Find how many lines hold the word "caption". Give only the number.

## Given data
■ ■ ■ ■ ■
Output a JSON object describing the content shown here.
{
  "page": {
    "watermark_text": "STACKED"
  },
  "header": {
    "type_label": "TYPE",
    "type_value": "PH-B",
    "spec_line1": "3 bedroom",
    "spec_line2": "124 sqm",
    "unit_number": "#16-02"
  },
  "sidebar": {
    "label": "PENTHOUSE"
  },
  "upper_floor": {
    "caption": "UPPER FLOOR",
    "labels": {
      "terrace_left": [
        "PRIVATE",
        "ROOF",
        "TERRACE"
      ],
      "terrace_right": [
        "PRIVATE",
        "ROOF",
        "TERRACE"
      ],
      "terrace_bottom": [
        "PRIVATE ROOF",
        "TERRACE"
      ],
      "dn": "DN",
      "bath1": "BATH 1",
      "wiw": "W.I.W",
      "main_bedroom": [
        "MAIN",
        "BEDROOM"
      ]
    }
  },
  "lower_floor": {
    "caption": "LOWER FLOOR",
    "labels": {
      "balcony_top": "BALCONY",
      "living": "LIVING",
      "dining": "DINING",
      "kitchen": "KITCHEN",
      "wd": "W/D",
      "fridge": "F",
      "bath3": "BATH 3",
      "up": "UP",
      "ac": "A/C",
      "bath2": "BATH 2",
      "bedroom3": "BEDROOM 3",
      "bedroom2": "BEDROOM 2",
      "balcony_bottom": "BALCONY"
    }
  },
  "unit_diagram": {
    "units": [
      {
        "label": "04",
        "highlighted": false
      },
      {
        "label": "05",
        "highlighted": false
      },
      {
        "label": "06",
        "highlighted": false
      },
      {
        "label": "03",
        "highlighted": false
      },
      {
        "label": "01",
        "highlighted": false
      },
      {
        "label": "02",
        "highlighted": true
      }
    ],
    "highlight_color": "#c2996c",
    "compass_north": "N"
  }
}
■ ■ ■ ■ ■
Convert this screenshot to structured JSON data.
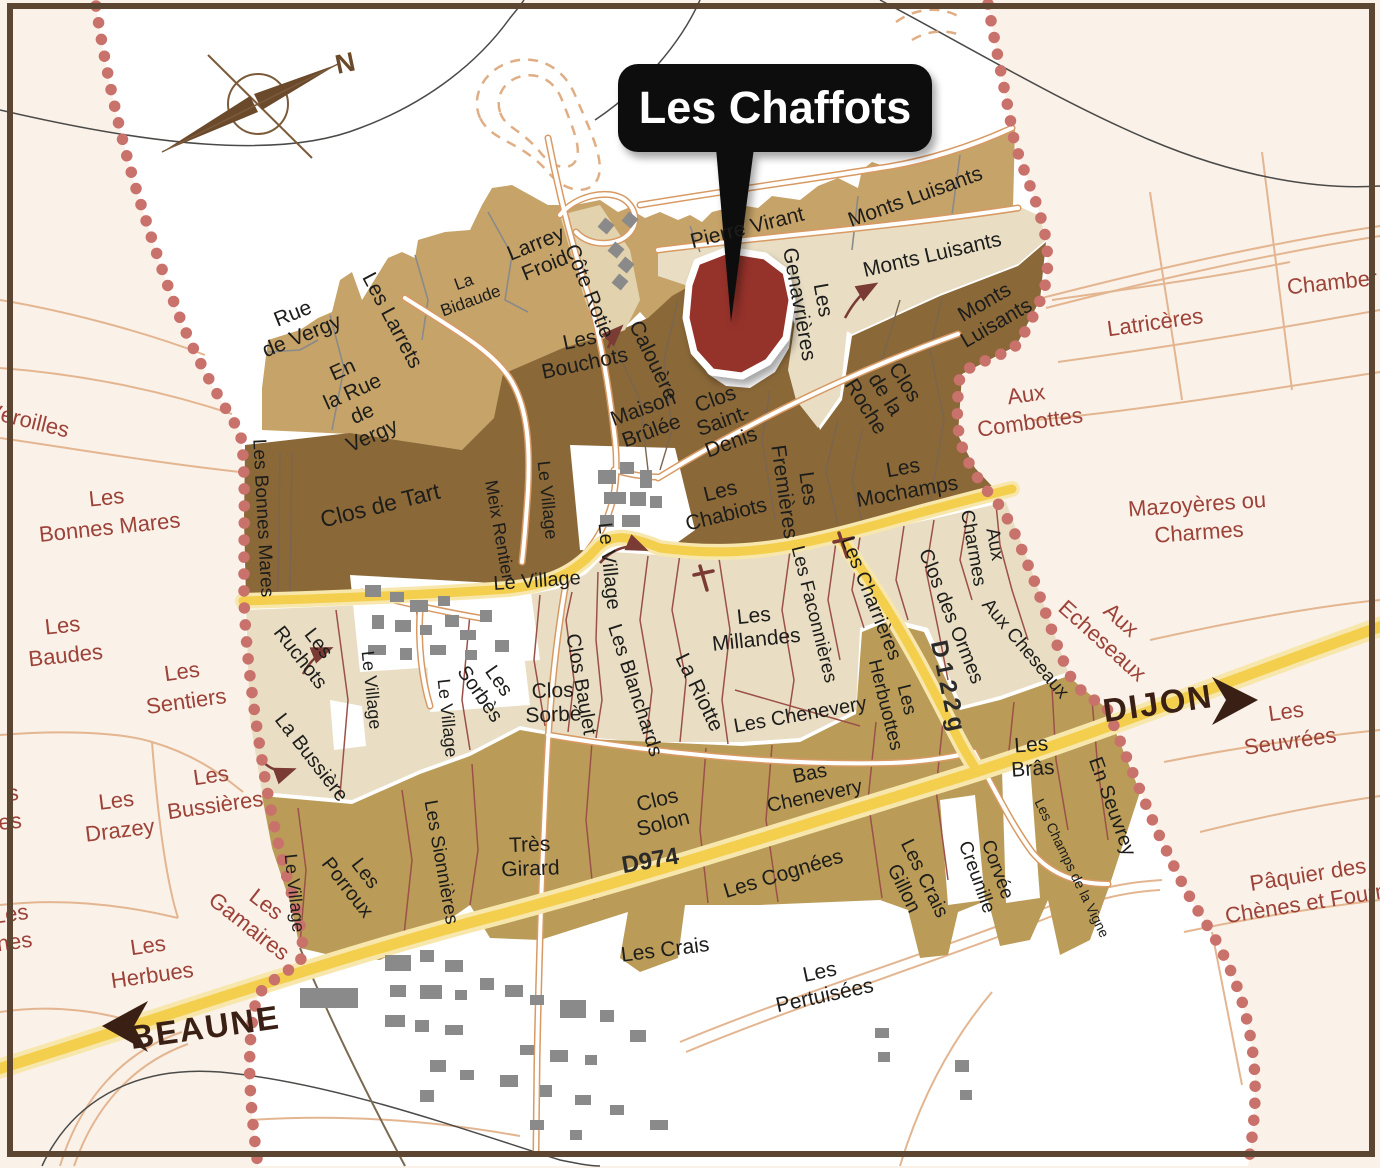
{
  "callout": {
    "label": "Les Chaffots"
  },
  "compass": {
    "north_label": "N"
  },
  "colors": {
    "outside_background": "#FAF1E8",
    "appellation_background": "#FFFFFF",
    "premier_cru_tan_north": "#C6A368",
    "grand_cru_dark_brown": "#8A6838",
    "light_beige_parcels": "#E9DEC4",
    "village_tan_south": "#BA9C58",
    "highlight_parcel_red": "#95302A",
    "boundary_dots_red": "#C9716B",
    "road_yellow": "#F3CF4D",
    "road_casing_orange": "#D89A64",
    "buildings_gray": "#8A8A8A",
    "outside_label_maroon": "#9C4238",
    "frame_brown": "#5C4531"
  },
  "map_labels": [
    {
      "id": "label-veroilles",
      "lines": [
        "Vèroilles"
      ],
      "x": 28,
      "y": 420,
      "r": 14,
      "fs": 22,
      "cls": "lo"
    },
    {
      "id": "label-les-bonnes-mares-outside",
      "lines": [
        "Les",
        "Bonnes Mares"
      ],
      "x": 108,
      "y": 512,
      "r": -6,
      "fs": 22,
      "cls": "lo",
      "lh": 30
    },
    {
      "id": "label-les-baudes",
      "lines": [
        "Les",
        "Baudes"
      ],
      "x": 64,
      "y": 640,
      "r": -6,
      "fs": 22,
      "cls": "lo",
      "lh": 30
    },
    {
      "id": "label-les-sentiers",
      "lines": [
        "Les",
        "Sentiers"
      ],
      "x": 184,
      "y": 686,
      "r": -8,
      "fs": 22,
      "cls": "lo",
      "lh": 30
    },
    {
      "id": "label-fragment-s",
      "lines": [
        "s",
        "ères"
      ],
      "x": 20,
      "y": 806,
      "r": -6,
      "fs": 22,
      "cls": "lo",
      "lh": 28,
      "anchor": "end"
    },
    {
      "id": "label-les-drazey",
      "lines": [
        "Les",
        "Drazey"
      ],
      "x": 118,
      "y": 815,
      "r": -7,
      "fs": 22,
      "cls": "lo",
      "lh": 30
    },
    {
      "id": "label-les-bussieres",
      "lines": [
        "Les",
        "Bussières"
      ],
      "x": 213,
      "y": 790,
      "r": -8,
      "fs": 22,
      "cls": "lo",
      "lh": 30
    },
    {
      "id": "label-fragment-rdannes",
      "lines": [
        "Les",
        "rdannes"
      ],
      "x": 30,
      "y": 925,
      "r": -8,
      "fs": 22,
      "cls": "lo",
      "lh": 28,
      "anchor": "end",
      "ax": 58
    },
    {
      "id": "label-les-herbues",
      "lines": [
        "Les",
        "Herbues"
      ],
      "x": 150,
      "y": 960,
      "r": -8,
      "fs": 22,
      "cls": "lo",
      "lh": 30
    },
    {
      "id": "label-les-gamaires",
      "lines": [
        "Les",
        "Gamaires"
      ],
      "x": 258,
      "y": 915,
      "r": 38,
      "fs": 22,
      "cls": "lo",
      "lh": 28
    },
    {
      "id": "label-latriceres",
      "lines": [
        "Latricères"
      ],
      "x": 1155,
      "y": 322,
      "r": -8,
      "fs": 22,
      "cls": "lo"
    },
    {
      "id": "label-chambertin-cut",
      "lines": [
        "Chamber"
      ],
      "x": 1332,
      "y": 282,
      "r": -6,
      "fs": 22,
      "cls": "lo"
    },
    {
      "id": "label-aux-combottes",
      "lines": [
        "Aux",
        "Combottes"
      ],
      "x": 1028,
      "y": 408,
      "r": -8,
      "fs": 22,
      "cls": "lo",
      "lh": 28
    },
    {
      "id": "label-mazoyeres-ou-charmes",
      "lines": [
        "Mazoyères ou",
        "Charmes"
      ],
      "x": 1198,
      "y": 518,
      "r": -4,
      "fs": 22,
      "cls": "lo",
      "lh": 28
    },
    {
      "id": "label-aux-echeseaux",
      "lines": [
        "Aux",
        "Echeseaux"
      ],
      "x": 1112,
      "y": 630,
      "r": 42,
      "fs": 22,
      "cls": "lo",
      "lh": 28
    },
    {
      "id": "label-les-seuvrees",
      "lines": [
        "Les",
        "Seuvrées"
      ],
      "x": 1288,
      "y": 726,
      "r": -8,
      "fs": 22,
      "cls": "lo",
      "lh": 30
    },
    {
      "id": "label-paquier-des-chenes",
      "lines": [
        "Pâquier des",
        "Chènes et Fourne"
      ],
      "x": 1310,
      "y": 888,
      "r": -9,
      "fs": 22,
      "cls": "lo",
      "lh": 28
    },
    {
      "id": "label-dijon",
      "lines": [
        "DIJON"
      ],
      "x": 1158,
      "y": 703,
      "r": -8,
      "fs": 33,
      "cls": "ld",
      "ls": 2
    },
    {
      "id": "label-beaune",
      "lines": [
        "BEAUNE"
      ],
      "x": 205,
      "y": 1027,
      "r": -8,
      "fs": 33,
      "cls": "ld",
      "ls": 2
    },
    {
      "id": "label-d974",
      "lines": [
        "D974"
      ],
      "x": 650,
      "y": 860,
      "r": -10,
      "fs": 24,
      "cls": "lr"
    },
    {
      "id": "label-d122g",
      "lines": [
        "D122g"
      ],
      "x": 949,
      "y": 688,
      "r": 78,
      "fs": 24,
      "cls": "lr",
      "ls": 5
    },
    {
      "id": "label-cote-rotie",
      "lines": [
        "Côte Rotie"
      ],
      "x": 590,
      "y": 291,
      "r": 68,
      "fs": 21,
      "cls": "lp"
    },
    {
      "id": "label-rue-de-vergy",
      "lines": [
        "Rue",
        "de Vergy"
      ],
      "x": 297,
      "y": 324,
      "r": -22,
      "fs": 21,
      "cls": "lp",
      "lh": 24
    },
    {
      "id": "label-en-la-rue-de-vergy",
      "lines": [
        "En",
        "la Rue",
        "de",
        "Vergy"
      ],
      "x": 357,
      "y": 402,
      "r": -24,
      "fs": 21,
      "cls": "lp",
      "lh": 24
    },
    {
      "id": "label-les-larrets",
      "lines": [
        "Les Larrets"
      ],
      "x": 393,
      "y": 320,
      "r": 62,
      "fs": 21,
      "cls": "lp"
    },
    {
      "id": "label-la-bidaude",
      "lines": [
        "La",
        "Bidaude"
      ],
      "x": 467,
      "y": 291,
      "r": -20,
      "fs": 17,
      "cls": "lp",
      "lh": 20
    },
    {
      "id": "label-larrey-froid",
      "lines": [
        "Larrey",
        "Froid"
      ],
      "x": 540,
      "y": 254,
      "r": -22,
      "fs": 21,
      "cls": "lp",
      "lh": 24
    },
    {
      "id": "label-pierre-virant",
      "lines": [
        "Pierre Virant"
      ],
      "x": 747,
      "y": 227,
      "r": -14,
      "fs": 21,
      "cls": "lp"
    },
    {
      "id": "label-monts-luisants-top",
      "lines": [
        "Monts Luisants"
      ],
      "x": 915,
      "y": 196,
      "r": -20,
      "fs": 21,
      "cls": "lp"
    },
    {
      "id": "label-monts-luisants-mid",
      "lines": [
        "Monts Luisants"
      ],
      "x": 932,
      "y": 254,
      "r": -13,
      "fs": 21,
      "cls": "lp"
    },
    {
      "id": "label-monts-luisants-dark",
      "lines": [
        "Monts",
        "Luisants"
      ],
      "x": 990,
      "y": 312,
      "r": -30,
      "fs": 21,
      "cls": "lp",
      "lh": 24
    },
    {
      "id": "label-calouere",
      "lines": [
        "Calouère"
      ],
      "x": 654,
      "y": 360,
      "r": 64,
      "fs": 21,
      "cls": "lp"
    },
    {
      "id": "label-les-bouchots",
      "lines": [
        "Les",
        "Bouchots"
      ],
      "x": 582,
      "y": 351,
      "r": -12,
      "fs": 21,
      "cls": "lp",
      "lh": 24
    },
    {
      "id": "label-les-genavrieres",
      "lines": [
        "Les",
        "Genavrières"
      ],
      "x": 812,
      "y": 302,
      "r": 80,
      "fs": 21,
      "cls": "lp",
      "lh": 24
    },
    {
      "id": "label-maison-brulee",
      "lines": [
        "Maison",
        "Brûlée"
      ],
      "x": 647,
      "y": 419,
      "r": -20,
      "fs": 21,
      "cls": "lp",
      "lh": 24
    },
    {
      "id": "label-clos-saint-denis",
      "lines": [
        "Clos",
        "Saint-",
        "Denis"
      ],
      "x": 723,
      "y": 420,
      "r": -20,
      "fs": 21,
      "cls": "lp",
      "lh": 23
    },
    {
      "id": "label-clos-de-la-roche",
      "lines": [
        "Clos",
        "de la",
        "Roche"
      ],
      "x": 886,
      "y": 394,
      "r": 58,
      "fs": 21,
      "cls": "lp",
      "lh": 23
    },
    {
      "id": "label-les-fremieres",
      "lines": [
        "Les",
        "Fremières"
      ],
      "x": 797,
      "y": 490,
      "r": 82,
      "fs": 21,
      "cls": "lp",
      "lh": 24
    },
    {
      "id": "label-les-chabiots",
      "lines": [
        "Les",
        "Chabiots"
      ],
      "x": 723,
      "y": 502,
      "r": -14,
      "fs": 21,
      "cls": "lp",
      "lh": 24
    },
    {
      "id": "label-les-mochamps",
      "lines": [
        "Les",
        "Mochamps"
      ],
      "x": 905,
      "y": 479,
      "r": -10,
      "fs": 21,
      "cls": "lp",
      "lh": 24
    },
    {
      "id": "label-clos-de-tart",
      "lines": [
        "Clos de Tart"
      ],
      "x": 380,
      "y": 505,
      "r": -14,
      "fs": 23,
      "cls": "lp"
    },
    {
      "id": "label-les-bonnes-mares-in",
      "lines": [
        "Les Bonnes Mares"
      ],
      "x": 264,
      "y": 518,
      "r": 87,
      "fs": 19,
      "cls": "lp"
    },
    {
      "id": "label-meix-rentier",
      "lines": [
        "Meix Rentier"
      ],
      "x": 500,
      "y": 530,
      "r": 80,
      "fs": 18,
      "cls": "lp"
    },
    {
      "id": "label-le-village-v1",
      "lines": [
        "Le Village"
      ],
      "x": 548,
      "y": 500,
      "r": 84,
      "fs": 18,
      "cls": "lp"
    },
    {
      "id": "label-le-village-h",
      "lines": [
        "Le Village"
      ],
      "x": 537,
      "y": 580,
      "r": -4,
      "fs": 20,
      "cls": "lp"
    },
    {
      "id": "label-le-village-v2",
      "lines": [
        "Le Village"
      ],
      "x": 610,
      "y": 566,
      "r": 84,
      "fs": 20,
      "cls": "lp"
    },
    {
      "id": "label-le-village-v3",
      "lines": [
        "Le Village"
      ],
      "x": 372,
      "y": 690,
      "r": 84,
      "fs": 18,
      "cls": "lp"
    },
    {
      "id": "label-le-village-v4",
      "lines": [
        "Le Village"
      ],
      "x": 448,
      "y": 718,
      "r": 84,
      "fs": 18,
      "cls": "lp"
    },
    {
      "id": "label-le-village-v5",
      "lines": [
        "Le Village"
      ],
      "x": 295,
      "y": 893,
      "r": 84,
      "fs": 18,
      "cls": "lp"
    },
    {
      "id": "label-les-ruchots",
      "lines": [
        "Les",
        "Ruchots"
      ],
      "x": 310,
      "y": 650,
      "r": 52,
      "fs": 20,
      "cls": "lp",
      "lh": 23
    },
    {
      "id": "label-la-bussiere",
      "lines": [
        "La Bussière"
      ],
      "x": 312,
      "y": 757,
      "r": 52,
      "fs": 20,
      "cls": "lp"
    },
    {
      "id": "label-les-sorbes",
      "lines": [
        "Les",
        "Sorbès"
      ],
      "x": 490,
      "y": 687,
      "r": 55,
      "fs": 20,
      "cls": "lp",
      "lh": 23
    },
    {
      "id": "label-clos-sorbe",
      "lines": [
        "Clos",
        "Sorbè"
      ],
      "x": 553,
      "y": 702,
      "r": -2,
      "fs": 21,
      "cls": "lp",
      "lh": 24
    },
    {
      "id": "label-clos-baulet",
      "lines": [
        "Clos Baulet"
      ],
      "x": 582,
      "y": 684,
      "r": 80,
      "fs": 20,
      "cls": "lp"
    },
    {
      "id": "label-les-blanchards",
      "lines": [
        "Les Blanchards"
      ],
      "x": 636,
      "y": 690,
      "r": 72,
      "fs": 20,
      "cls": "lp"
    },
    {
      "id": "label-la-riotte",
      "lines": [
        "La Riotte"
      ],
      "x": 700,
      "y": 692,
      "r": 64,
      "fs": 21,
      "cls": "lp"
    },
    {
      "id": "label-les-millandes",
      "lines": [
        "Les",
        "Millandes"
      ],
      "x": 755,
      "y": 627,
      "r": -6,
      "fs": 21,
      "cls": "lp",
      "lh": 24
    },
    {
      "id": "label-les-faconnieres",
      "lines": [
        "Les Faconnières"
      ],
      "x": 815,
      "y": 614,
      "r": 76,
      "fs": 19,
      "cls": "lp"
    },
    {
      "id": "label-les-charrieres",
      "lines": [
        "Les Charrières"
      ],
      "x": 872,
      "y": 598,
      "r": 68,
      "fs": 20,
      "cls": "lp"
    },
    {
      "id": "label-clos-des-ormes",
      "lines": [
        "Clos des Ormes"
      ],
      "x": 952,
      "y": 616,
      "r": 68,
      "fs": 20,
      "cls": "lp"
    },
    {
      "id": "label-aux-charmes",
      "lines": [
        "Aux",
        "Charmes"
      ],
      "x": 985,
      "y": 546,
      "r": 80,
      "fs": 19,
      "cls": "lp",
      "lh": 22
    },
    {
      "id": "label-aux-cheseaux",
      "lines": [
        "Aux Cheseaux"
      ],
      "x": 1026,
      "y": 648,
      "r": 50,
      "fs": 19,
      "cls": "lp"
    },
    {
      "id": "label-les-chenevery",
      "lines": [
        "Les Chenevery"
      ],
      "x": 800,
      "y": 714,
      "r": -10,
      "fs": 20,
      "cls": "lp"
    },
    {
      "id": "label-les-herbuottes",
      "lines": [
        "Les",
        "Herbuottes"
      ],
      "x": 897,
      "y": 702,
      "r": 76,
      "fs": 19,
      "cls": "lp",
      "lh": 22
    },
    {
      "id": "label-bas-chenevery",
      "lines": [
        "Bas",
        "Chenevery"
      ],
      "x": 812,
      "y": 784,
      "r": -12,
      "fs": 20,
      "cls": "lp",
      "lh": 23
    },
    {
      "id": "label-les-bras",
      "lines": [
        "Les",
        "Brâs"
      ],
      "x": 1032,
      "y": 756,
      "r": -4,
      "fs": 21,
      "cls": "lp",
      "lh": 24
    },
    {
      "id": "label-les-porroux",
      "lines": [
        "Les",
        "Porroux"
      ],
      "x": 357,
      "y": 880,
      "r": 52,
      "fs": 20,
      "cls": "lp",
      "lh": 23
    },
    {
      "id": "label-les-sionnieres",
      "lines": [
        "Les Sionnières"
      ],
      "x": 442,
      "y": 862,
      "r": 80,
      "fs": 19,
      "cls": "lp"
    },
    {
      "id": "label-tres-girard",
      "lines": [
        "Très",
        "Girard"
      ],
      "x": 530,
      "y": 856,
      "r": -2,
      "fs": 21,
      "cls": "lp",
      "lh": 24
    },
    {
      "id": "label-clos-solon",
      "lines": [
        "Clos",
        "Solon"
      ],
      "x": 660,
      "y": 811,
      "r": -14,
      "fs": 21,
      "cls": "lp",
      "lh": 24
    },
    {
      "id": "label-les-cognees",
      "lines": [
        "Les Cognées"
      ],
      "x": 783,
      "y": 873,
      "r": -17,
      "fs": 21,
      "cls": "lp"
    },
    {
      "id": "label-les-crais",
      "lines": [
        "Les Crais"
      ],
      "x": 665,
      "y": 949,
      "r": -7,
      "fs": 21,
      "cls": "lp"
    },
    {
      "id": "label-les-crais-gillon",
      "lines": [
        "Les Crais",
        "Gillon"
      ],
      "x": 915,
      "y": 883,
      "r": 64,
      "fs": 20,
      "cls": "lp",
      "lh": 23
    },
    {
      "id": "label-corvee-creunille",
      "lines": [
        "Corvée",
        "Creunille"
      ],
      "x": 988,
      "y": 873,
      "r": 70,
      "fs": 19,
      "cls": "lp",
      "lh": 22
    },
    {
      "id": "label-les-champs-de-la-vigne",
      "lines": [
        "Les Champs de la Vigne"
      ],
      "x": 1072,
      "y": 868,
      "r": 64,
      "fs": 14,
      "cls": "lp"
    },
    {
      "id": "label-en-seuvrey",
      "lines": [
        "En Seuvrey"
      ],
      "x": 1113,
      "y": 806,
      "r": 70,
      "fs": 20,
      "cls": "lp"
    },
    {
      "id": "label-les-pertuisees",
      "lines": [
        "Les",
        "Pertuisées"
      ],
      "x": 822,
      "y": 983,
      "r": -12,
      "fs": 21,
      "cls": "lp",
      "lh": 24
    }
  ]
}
■ ■ ■ ■ ■
## Right answer
2